### Dataset rows
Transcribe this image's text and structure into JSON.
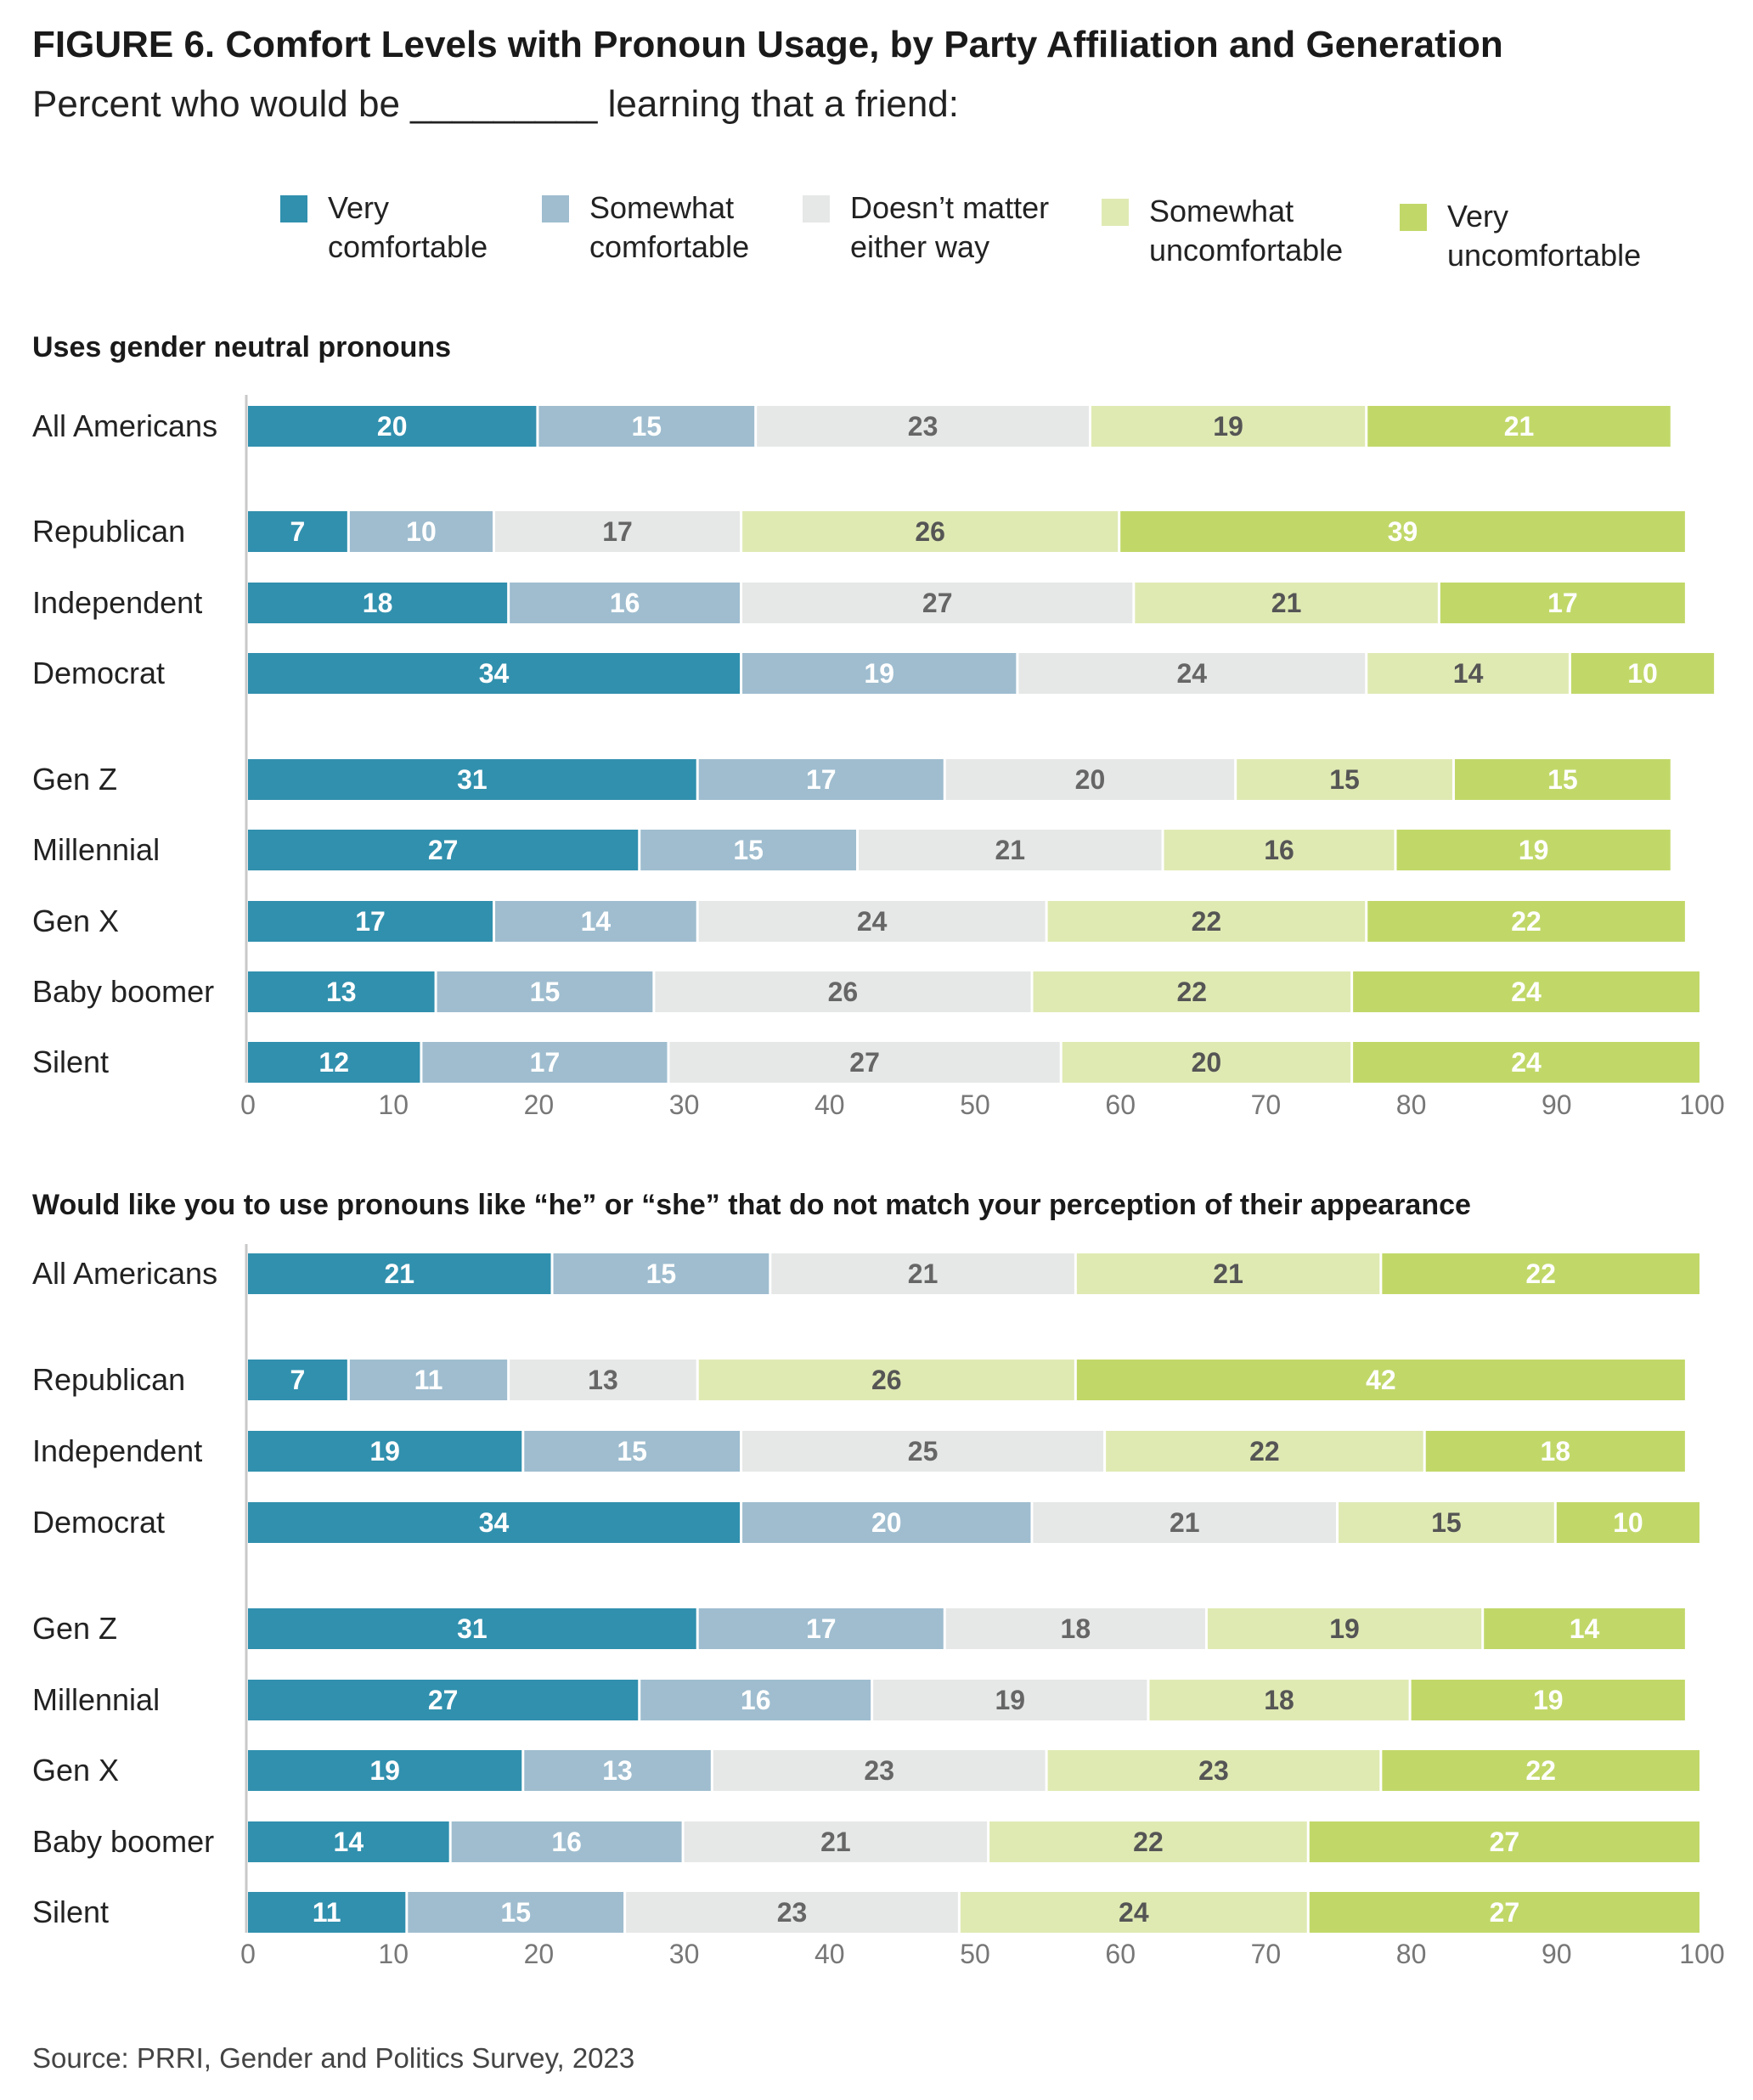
{
  "title": "FIGURE 6.  Comfort Levels with Pronoun Usage, by Party Affiliation and Generation",
  "subtitle": "Percent who would be _________ learning that a friend:",
  "source": "Source: PRRI, Gender and Politics Survey, 2023",
  "legend": [
    {
      "label": "Very\ncomfortable",
      "color": "#3190ae"
    },
    {
      "label": "Somewhat\ncomfortable",
      "color": "#9fbdcf"
    },
    {
      "label": "Doesn’t matter\neither way",
      "color": "#e6e7e7"
    },
    {
      "label": "Somewhat\nuncomfortable",
      "color": "#dfeab3"
    },
    {
      "label": "Very\nuncomfortable",
      "color": "#c1d869"
    }
  ],
  "chart_data": [
    {
      "type": "bar",
      "orientation": "horizontal",
      "stacked": true,
      "title": "Uses gender neutral pronouns",
      "categories": [
        "All Americans",
        "Republican",
        "Independent",
        "Democrat",
        "Gen Z",
        "Millennial",
        "Gen X",
        "Baby boomer",
        "Silent"
      ],
      "series": [
        {
          "name": "Very comfortable",
          "values": [
            20,
            7,
            18,
            34,
            31,
            27,
            17,
            13,
            12
          ]
        },
        {
          "name": "Somewhat comfortable",
          "values": [
            15,
            10,
            16,
            19,
            17,
            15,
            14,
            15,
            17
          ]
        },
        {
          "name": "Doesn’t matter either way",
          "values": [
            23,
            17,
            27,
            24,
            20,
            21,
            24,
            26,
            27
          ]
        },
        {
          "name": "Somewhat uncomfortable",
          "values": [
            19,
            26,
            21,
            14,
            15,
            16,
            22,
            22,
            20
          ]
        },
        {
          "name": "Very uncomfortable",
          "values": [
            21,
            39,
            17,
            10,
            15,
            19,
            22,
            24,
            24
          ]
        }
      ],
      "xlim": [
        0,
        100
      ],
      "xticks": [
        "0",
        "10",
        "20",
        "30",
        "40",
        "50",
        "60",
        "70",
        "80",
        "90",
        "100"
      ],
      "grid": false
    },
    {
      "type": "bar",
      "orientation": "horizontal",
      "stacked": true,
      "title": "Would like you to use pronouns like “he” or “she” that do not match your perception of their appearance",
      "categories": [
        "All Americans",
        "Republican",
        "Independent",
        "Democrat",
        "Gen Z",
        "Millennial",
        "Gen X",
        "Baby boomer",
        "Silent"
      ],
      "series": [
        {
          "name": "Very comfortable",
          "values": [
            21,
            7,
            19,
            34,
            31,
            27,
            19,
            14,
            11
          ]
        },
        {
          "name": "Somewhat comfortable",
          "values": [
            15,
            11,
            15,
            20,
            17,
            16,
            13,
            16,
            15
          ]
        },
        {
          "name": "Doesn’t matter either way",
          "values": [
            21,
            13,
            25,
            21,
            18,
            19,
            23,
            21,
            23
          ]
        },
        {
          "name": "Somewhat uncomfortable",
          "values": [
            21,
            26,
            22,
            15,
            19,
            18,
            23,
            22,
            24
          ]
        },
        {
          "name": "Very uncomfortable",
          "values": [
            22,
            42,
            18,
            10,
            14,
            19,
            22,
            27,
            27
          ]
        }
      ],
      "xlim": [
        0,
        100
      ],
      "xticks": [
        "0",
        "10",
        "20",
        "30",
        "40",
        "50",
        "60",
        "70",
        "80",
        "90",
        "100"
      ],
      "grid": false
    }
  ]
}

### What to produce
Copy the records above exactly. The pictures are not part of the copy.

### Exercise response
Transcribe this image's text and structure into JSON.
{
  "title": "FIGURE 6.  Comfort Levels with Pronoun Usage, by Party Affiliation and Generation",
  "subtitle": "Percent who would be _________ learning that a friend:",
  "source": "Source: PRRI, Gender and Politics Survey, 2023",
  "legend": [
    {
      "label": "Very\ncomfortable",
      "color": "#3190ae"
    },
    {
      "label": "Somewhat\ncomfortable",
      "color": "#9fbdcf"
    },
    {
      "label": "Doesn’t matter\neither way",
      "color": "#e6e7e7"
    },
    {
      "label": "Somewhat\nuncomfortable",
      "color": "#dfeab3"
    },
    {
      "label": "Very\nuncomfortable",
      "color": "#c1d869"
    }
  ],
  "chart_data": [
    {
      "type": "bar",
      "orientation": "horizontal",
      "stacked": true,
      "title": "Uses gender neutral pronouns",
      "categories": [
        "All Americans",
        "Republican",
        "Independent",
        "Democrat",
        "Gen Z",
        "Millennial",
        "Gen X",
        "Baby boomer",
        "Silent"
      ],
      "series": [
        {
          "name": "Very comfortable",
          "values": [
            20,
            7,
            18,
            34,
            31,
            27,
            17,
            13,
            12
          ]
        },
        {
          "name": "Somewhat comfortable",
          "values": [
            15,
            10,
            16,
            19,
            17,
            15,
            14,
            15,
            17
          ]
        },
        {
          "name": "Doesn’t matter either way",
          "values": [
            23,
            17,
            27,
            24,
            20,
            21,
            24,
            26,
            27
          ]
        },
        {
          "name": "Somewhat uncomfortable",
          "values": [
            19,
            26,
            21,
            14,
            15,
            16,
            22,
            22,
            20
          ]
        },
        {
          "name": "Very uncomfortable",
          "values": [
            21,
            39,
            17,
            10,
            15,
            19,
            22,
            24,
            24
          ]
        }
      ],
      "xlim": [
        0,
        100
      ],
      "xticks": [
        "0",
        "10",
        "20",
        "30",
        "40",
        "50",
        "60",
        "70",
        "80",
        "90",
        "100"
      ],
      "grid": false
    },
    {
      "type": "bar",
      "orientation": "horizontal",
      "stacked": true,
      "title": "Would like you to use pronouns like “he” or “she” that do not match your perception of their appearance",
      "categories": [
        "All Americans",
        "Republican",
        "Independent",
        "Democrat",
        "Gen Z",
        "Millennial",
        "Gen X",
        "Baby boomer",
        "Silent"
      ],
      "series": [
        {
          "name": "Very comfortable",
          "values": [
            21,
            7,
            19,
            34,
            31,
            27,
            19,
            14,
            11
          ]
        },
        {
          "name": "Somewhat comfortable",
          "values": [
            15,
            11,
            15,
            20,
            17,
            16,
            13,
            16,
            15
          ]
        },
        {
          "name": "Doesn’t matter either way",
          "values": [
            21,
            13,
            25,
            21,
            18,
            19,
            23,
            21,
            23
          ]
        },
        {
          "name": "Somewhat uncomfortable",
          "values": [
            21,
            26,
            22,
            15,
            19,
            18,
            23,
            22,
            24
          ]
        },
        {
          "name": "Very uncomfortable",
          "values": [
            22,
            42,
            18,
            10,
            14,
            19,
            22,
            27,
            27
          ]
        }
      ],
      "xlim": [
        0,
        100
      ],
      "xticks": [
        "0",
        "10",
        "20",
        "30",
        "40",
        "50",
        "60",
        "70",
        "80",
        "90",
        "100"
      ],
      "grid": false
    }
  ]
}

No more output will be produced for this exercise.